Extracted data entries:
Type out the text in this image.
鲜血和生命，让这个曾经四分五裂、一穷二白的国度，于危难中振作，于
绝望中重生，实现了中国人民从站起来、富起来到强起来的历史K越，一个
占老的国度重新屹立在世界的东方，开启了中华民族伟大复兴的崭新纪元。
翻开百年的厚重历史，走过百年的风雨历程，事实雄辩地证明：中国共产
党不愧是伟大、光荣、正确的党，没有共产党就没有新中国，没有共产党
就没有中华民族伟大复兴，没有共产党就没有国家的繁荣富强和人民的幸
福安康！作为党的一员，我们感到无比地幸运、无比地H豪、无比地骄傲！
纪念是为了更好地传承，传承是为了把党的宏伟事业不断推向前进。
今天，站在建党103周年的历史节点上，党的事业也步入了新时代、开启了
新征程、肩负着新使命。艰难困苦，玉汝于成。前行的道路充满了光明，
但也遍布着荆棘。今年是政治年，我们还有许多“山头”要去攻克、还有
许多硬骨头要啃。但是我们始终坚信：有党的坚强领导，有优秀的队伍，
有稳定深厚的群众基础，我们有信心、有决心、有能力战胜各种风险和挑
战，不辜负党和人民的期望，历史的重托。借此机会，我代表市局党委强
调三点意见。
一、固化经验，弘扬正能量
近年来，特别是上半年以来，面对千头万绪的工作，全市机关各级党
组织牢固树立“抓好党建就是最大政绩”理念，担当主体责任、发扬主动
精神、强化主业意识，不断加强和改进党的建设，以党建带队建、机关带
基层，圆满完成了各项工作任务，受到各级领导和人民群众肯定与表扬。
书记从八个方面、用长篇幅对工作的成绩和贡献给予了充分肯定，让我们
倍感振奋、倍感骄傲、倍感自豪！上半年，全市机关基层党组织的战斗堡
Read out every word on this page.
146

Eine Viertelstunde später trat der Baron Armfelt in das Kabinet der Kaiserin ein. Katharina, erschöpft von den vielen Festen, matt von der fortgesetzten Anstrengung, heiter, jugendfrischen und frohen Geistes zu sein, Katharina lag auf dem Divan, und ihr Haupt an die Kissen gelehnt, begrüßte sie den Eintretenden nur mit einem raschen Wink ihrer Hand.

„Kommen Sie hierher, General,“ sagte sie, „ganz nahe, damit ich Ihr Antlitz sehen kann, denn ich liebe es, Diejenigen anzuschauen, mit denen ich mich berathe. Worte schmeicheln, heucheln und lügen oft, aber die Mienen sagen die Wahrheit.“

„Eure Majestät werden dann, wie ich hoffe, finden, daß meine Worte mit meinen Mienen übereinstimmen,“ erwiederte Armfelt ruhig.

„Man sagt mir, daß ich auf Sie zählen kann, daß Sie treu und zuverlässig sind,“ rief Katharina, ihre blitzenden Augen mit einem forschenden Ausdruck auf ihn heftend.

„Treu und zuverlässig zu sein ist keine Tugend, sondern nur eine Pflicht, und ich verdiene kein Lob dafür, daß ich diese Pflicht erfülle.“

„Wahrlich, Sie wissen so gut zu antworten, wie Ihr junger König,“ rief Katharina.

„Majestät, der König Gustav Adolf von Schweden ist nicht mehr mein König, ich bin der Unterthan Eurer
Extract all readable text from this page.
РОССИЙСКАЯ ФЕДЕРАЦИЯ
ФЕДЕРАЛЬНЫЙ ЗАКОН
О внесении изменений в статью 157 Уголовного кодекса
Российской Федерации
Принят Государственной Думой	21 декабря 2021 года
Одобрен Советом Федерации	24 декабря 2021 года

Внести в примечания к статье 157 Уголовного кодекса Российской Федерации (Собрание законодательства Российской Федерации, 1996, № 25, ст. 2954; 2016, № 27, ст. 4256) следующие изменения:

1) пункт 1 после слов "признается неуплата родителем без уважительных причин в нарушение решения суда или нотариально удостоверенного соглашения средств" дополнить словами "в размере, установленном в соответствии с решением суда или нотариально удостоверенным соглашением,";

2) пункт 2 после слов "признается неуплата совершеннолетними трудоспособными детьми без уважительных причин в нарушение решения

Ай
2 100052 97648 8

* Work to do:
Using the material above, print every entry exactly as written.

* Expected output:
Type out the text in this image.
鲜血和生命，让这个曾经四分五裂、一穷二白的国度，于危难中振作，于
绝望中重生，实现了中国人民从站起来、富起来到强起来的历史K越，一个
占老的国度重新屹立在世界的东方，开启了中华民族伟大复兴的崭新纪元。
翻开百年的厚重历史，走过百年的风雨历程，事实雄辩地证明：中国共产
党不愧是伟大、光荣、正确的党，没有共产党就没有新中国，没有共产党
就没有中华民族伟大复兴，没有共产党就没有国家的繁荣富强和人民的幸
福安康！作为党的一员，我们感到无比地幸运、无比地H豪、无比地骄傲！
纪念是为了更好地传承，传承是为了把党的宏伟事业不断推向前进。
今天，站在建党103周年的历史节点上，党的事业也步入了新时代、开启了
新征程、肩负着新使命。艰难困苦，玉汝于成。前行的道路充满了光明，
但也遍布着荆棘。今年是政治年，我们还有许多“山头”要去攻克、还有
许多硬骨头要啃。但是我们始终坚信：有党的坚强领导，有优秀的队伍，
有稳定深厚的群众基础，我们有信心、有决心、有能力战胜各种风险和挑
战，不辜负党和人民的期望，历史的重托。借此机会，我代表市局党委强
调三点意见。
一、固化经验，弘扬正能量
近年来，特别是上半年以来，面对千头万绪的工作，全市机关各级党
组织牢固树立“抓好党建就是最大政绩”理念，担当主体责任、发扬主动
精神、强化主业意识，不断加强和改进党的建设，以党建带队建、机关带
基层，圆满完成了各项工作任务，受到各级领导和人民群众肯定与表扬。
书记从八个方面、用长篇幅对工作的成绩和贡献给予了充分肯定，让我们
倍感振奋、倍感骄傲、倍感自豪！上半年，全市机关基层党组织的战斗堡
Read out every word on this page.
146

Eine Viertelstunde später trat der Baron Armfelt in das Kabinet der Kaiserin ein. Katharina, erschöpft von den vielen Festen, matt von der fortgesetzten Anstrengung, heiter, jugendfrischen und frohen Geistes zu sein, Katharina lag auf dem Divan, und ihr Haupt an die Kissen gelehnt, begrüßte sie den Eintretenden nur mit einem raschen Wink ihrer Hand.

„Kommen Sie hierher, General,“ sagte sie, „ganz nahe, damit ich Ihr Antlitz sehen kann, denn ich liebe es, Diejenigen anzuschauen, mit denen ich mich berathe. Worte schmeicheln, heucheln und lügen oft, aber die Mienen sagen die Wahrheit.“

„Eure Majestät werden dann, wie ich hoffe, finden, daß meine Worte mit meinen Mienen übereinstimmen,“ erwiederte Armfelt ruhig.

„Man sagt mir, daß ich auf Sie zählen kann, daß Sie treu und zuverlässig sind,“ rief Katharina, ihre blitzenden Augen mit einem forschenden Ausdruck auf ihn heftend.

„Treu und zuverlässig zu sein ist keine Tugend, sondern nur eine Pflicht, und ich verdiene kein Lob dafür, daß ich diese Pflicht erfülle.“

„Wahrlich, Sie wissen so gut zu antworten, wie Ihr junger König,“ rief Katharina.

„Majestät, der König Gustav Adolf von Schweden ist nicht mehr mein König, ich bin der Unterthan Eurer
Extract all readable text from this page.
РОССИЙСКАЯ ФЕДЕРАЦИЯ
ФЕДЕРАЛЬНЫЙ ЗАКОН
О внесении изменений в статью 157 Уголовного кодекса
Российской Федерации
Принят Государственной Думой	21 декабря 2021 года
Одобрен Советом Федерации	24 декабря 2021 года

Внести в примечания к статье 157 Уголовного кодекса Российской Федерации (Собрание законодательства Российской Федерации, 1996, № 25, ст. 2954; 2016, № 27, ст. 4256) следующие изменения:

1) пункт 1 после слов "признается неуплата родителем без уважительных причин в нарушение решения суда или нотариально удостоверенного соглашения средств" дополнить словами "в размере, установленном в соответствии с решением суда или нотариально удостоверенным соглашением,";

2) пункт 2 после слов "признается неуплата совершеннолетними трудоспособными детьми без уважительных причин в нарушение решения

Ай
2 100052 97648 8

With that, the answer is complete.